#### The exercise:
Write out the data below in full, unchanged, minus the images.

#### Data to process:
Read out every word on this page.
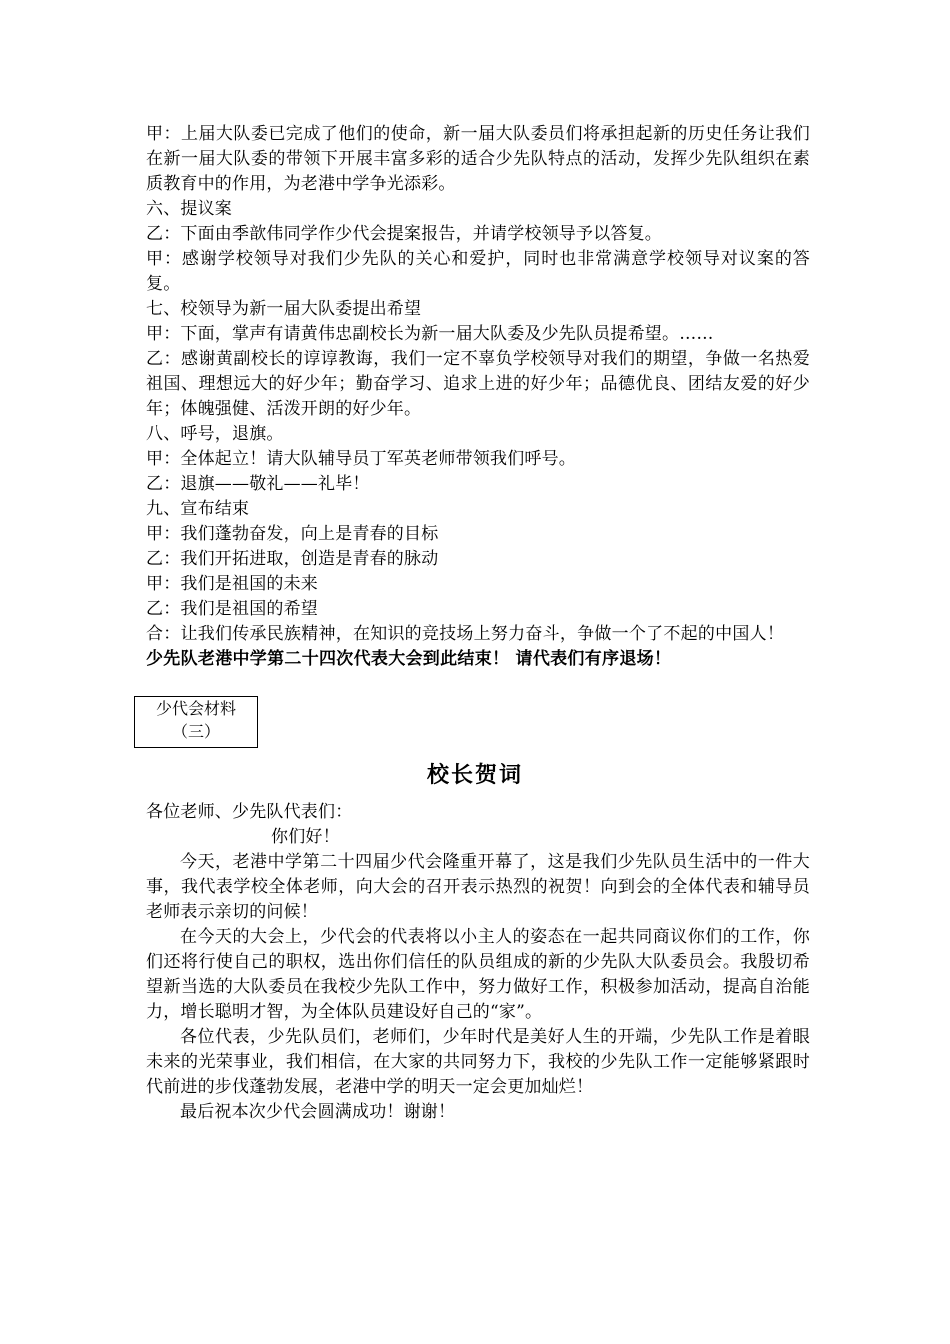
甲：上届大队委已完成了他们的使命，新一届大队委员们将承担起新的历史任务让我们在新一届大队委的带领下开展丰富多彩的适合少先队特点的活动，发挥少先队组织在素质教育中的作用，为老港中学争光添彩。

六、提议案

乙：下面由季歆伟同学作少代会提案报告，并请学校领导予以答复。

甲：感谢学校领导对我们少先队的关心和爱护，同时也非常满意学校领导对议案的答复。

七、校领导为新一届大队委提出希望

甲：下面，掌声有请黄伟忠副校长为新一届大队委及少先队员提希望。……

乙：感谢黄副校长的谆谆教诲，我们一定不辜负学校领导对我们的期望，争做一名热爱祖国、理想远大的好少年；勤奋学习、追求上进的好少年；品德优良、团结友爱的好少年；体魄强健、活泼开朗的好少年。

八、呼号，退旗。

甲：全体起立！请大队辅导员丁军英老师带领我们呼号。

乙：退旗——敬礼——礼毕！

九、宣布结束

甲：我们蓬勃奋发，向上是青春的目标

乙：我们开拓进取，创造是青春的脉动

甲：我们是祖国的未来

乙：我们是祖国的希望

合：让我们传承民族精神，在知识的竞技场上努力奋斗，争做一个了不起的中国人！  少先队老港中学第二十四次代表大会到此结束！ 请代表们有序退场！

少代会材料
（三）
校长贺词

各位老师、少先队代表们：

你们好！

今天，老港中学第二十四届少代会隆重开幕了，这是我们少先队员生活中的一件大事，我代表学校全体老师，向大会的召开表示热烈的祝贺！向到会的全体代表和辅导员老师表示亲切的问候！

在今天的大会上，少代会的代表将以小主人的姿态在一起共同商议你们的工作，你们还将行使自己的职权，选出你们信任的队员组成的新的少先队大队委员会。我殷切希望新当选的大队委员在我校少先队工作中，努力做好工作，积极参加活动，提高自治能力，增长聪明才智，为全体队员建设好自己的“家”。

各位代表，少先队员们，老师们，少年时代是美好人生的开端，少先队工作是着眼未来的光荣事业，我们相信，在大家的共同努力下，我校的少先队工作一定能够紧跟时代前进的步伐蓬勃发展，老港中学的明天一定会更加灿烂！

最后祝本次少代会圆满成功！谢谢！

#### Task output:
Read out every word on this page.
甲：上届大队委已完成了他们的使命，新一届大队委员们将承担起新的历史任务让我们在新一届大队委的带领下开展丰富多彩的适合少先队特点的活动，发挥少先队组织在素质教育中的作用，为老港中学争光添彩。

六、提议案

乙：下面由季歆伟同学作少代会提案报告，并请学校领导予以答复。

甲：感谢学校领导对我们少先队的关心和爱护，同时也非常满意学校领导对议案的答复。

七、校领导为新一届大队委提出希望

甲：下面，掌声有请黄伟忠副校长为新一届大队委及少先队员提希望。……

乙：感谢黄副校长的谆谆教诲，我们一定不辜负学校领导对我们的期望，争做一名热爱祖国、理想远大的好少年；勤奋学习、追求上进的好少年；品德优良、团结友爱的好少年；体魄强健、活泼开朗的好少年。

八、呼号，退旗。

甲：全体起立！请大队辅导员丁军英老师带领我们呼号。

乙：退旗——敬礼——礼毕！

九、宣布结束

甲：我们蓬勃奋发，向上是青春的目标

乙：我们开拓进取，创造是青春的脉动

甲：我们是祖国的未来

乙：我们是祖国的希望

合：让我们传承民族精神，在知识的竞技场上努力奋斗，争做一个了不起的中国人！  少先队老港中学第二十四次代表大会到此结束！ 请代表们有序退场！

少代会材料
（三）
校长贺词

各位老师、少先队代表们：

你们好！

今天，老港中学第二十四届少代会隆重开幕了，这是我们少先队员生活中的一件大事，我代表学校全体老师，向大会的召开表示热烈的祝贺！向到会的全体代表和辅导员老师表示亲切的问候！

在今天的大会上，少代会的代表将以小主人的姿态在一起共同商议你们的工作，你们还将行使自己的职权，选出你们信任的队员组成的新的少先队大队委员会。我殷切希望新当选的大队委员在我校少先队工作中，努力做好工作，积极参加活动，提高自治能力，增长聪明才智，为全体队员建设好自己的“家”。

各位代表，少先队员们，老师们，少年时代是美好人生的开端，少先队工作是着眼未来的光荣事业，我们相信，在大家的共同努力下，我校的少先队工作一定能够紧跟时代前进的步伐蓬勃发展，老港中学的明天一定会更加灿烂！

最后祝本次少代会圆满成功！谢谢！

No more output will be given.